** Requirements **
Here are some entries; quote each one exactly.

::::

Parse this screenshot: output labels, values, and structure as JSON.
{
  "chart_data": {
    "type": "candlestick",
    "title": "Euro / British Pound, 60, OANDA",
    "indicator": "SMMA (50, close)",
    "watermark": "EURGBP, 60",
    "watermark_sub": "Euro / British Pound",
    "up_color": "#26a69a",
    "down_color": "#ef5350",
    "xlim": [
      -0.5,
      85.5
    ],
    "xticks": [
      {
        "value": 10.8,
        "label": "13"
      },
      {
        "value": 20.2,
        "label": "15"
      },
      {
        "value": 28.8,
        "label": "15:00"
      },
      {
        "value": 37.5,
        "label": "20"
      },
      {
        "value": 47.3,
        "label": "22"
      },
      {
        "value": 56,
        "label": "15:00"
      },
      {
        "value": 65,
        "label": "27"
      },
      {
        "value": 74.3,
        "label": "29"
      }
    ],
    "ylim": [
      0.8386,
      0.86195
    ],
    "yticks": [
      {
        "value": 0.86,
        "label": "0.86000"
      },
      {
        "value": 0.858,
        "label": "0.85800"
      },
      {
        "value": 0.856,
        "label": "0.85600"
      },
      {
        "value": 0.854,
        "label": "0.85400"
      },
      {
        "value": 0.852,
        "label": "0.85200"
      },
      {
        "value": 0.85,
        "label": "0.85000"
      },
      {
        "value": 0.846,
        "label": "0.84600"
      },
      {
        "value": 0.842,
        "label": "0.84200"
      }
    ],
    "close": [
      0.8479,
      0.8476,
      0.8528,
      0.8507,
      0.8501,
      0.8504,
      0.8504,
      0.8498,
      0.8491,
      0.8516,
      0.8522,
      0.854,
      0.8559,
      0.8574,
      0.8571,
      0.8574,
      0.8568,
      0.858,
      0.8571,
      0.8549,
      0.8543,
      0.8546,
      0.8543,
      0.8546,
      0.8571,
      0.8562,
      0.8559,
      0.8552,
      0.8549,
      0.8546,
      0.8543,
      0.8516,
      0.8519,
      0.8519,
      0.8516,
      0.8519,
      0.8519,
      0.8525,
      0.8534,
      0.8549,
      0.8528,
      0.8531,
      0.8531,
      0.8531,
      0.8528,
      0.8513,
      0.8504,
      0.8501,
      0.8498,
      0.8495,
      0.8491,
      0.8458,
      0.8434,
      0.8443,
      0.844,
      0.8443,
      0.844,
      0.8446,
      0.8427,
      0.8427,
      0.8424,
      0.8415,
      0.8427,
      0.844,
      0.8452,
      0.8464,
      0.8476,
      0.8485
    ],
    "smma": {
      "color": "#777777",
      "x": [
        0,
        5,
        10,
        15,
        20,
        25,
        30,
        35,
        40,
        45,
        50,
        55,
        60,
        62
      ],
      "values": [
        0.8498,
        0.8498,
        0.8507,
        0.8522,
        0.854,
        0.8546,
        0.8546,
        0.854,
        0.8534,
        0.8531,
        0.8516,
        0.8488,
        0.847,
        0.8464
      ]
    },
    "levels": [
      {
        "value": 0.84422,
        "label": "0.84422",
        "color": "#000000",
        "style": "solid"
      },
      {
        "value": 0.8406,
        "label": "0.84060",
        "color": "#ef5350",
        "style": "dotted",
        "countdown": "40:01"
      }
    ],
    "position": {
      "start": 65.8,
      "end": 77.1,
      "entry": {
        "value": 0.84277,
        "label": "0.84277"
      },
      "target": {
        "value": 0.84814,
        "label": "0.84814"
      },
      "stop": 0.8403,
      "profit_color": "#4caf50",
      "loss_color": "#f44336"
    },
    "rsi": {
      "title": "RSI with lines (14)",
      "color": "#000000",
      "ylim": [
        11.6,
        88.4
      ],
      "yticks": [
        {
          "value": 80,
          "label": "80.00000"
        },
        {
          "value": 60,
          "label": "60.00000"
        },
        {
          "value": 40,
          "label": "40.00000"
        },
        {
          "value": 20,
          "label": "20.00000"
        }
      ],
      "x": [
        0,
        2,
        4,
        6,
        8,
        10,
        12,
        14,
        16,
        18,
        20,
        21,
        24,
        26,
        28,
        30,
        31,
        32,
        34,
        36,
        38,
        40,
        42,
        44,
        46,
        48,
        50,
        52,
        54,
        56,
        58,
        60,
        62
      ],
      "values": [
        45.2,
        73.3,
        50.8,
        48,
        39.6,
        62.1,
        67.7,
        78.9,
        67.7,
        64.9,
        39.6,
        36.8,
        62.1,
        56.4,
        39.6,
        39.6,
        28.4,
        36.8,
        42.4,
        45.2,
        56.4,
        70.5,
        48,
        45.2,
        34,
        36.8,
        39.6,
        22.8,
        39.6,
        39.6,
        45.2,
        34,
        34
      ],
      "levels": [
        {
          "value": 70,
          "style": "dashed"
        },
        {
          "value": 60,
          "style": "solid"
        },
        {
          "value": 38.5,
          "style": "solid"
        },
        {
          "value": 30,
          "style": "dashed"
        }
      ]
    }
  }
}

::::

** Output below **
Parse this screenshot: output labels, values, and structure as JSON.
{
  "chart_data": {
    "type": "candlestick",
    "title": "Euro / British Pound, 60, OANDA",
    "indicator": "SMMA (50, close)",
    "watermark": "EURGBP, 60",
    "watermark_sub": "Euro / British Pound",
    "up_color": "#26a69a",
    "down_color": "#ef5350",
    "xlim": [
      -0.5,
      85.5
    ],
    "xticks": [
      {
        "value": 10.8,
        "label": "13"
      },
      {
        "value": 20.2,
        "label": "15"
      },
      {
        "value": 28.8,
        "label": "15:00"
      },
      {
        "value": 37.5,
        "label": "20"
      },
      {
        "value": 47.3,
        "label": "22"
      },
      {
        "value": 56,
        "label": "15:00"
      },
      {
        "value": 65,
        "label": "27"
      },
      {
        "value": 74.3,
        "label": "29"
      }
    ],
    "ylim": [
      0.8386,
      0.86195
    ],
    "yticks": [
      {
        "value": 0.86,
        "label": "0.86000"
      },
      {
        "value": 0.858,
        "label": "0.85800"
      },
      {
        "value": 0.856,
        "label": "0.85600"
      },
      {
        "value": 0.854,
        "label": "0.85400"
      },
      {
        "value": 0.852,
        "label": "0.85200"
      },
      {
        "value": 0.85,
        "label": "0.85000"
      },
      {
        "value": 0.846,
        "label": "0.84600"
      },
      {
        "value": 0.842,
        "label": "0.84200"
      }
    ],
    "close": [
      0.8479,
      0.8476,
      0.8528,
      0.8507,
      0.8501,
      0.8504,
      0.8504,
      0.8498,
      0.8491,
      0.8516,
      0.8522,
      0.854,
      0.8559,
      0.8574,
      0.8571,
      0.8574,
      0.8568,
      0.858,
      0.8571,
      0.8549,
      0.8543,
      0.8546,
      0.8543,
      0.8546,
      0.8571,
      0.8562,
      0.8559,
      0.8552,
      0.8549,
      0.8546,
      0.8543,
      0.8516,
      0.8519,
      0.8519,
      0.8516,
      0.8519,
      0.8519,
      0.8525,
      0.8534,
      0.8549,
      0.8528,
      0.8531,
      0.8531,
      0.8531,
      0.8528,
      0.8513,
      0.8504,
      0.8501,
      0.8498,
      0.8495,
      0.8491,
      0.8458,
      0.8434,
      0.8443,
      0.844,
      0.8443,
      0.844,
      0.8446,
      0.8427,
      0.8427,
      0.8424,
      0.8415,
      0.8427,
      0.844,
      0.8452,
      0.8464,
      0.8476,
      0.8485
    ],
    "smma": {
      "color": "#777777",
      "x": [
        0,
        5,
        10,
        15,
        20,
        25,
        30,
        35,
        40,
        45,
        50,
        55,
        60,
        62
      ],
      "values": [
        0.8498,
        0.8498,
        0.8507,
        0.8522,
        0.854,
        0.8546,
        0.8546,
        0.854,
        0.8534,
        0.8531,
        0.8516,
        0.8488,
        0.847,
        0.8464
      ]
    },
    "levels": [
      {
        "value": 0.84422,
        "label": "0.84422",
        "color": "#000000",
        "style": "solid"
      },
      {
        "value": 0.8406,
        "label": "0.84060",
        "color": "#ef5350",
        "style": "dotted",
        "countdown": "40:01"
      }
    ],
    "position": {
      "start": 65.8,
      "end": 77.1,
      "entry": {
        "value": 0.84277,
        "label": "0.84277"
      },
      "target": {
        "value": 0.84814,
        "label": "0.84814"
      },
      "stop": 0.8403,
      "profit_color": "#4caf50",
      "loss_color": "#f44336"
    },
    "rsi": {
      "title": "RSI with lines (14)",
      "color": "#000000",
      "ylim": [
        11.6,
        88.4
      ],
      "yticks": [
        {
          "value": 80,
          "label": "80.00000"
        },
        {
          "value": 60,
          "label": "60.00000"
        },
        {
          "value": 40,
          "label": "40.00000"
        },
        {
          "value": 20,
          "label": "20.00000"
        }
      ],
      "x": [
        0,
        2,
        4,
        6,
        8,
        10,
        12,
        14,
        16,
        18,
        20,
        21,
        24,
        26,
        28,
        30,
        31,
        32,
        34,
        36,
        38,
        40,
        42,
        44,
        46,
        48,
        50,
        52,
        54,
        56,
        58,
        60,
        62
      ],
      "values": [
        45.2,
        73.3,
        50.8,
        48,
        39.6,
        62.1,
        67.7,
        78.9,
        67.7,
        64.9,
        39.6,
        36.8,
        62.1,
        56.4,
        39.6,
        39.6,
        28.4,
        36.8,
        42.4,
        45.2,
        56.4,
        70.5,
        48,
        45.2,
        34,
        36.8,
        39.6,
        22.8,
        39.6,
        39.6,
        45.2,
        34,
        34
      ],
      "levels": [
        {
          "value": 70,
          "style": "dashed"
        },
        {
          "value": 60,
          "style": "solid"
        },
        {
          "value": 38.5,
          "style": "solid"
        },
        {
          "value": 30,
          "style": "dashed"
        }
      ]
    }
  }
}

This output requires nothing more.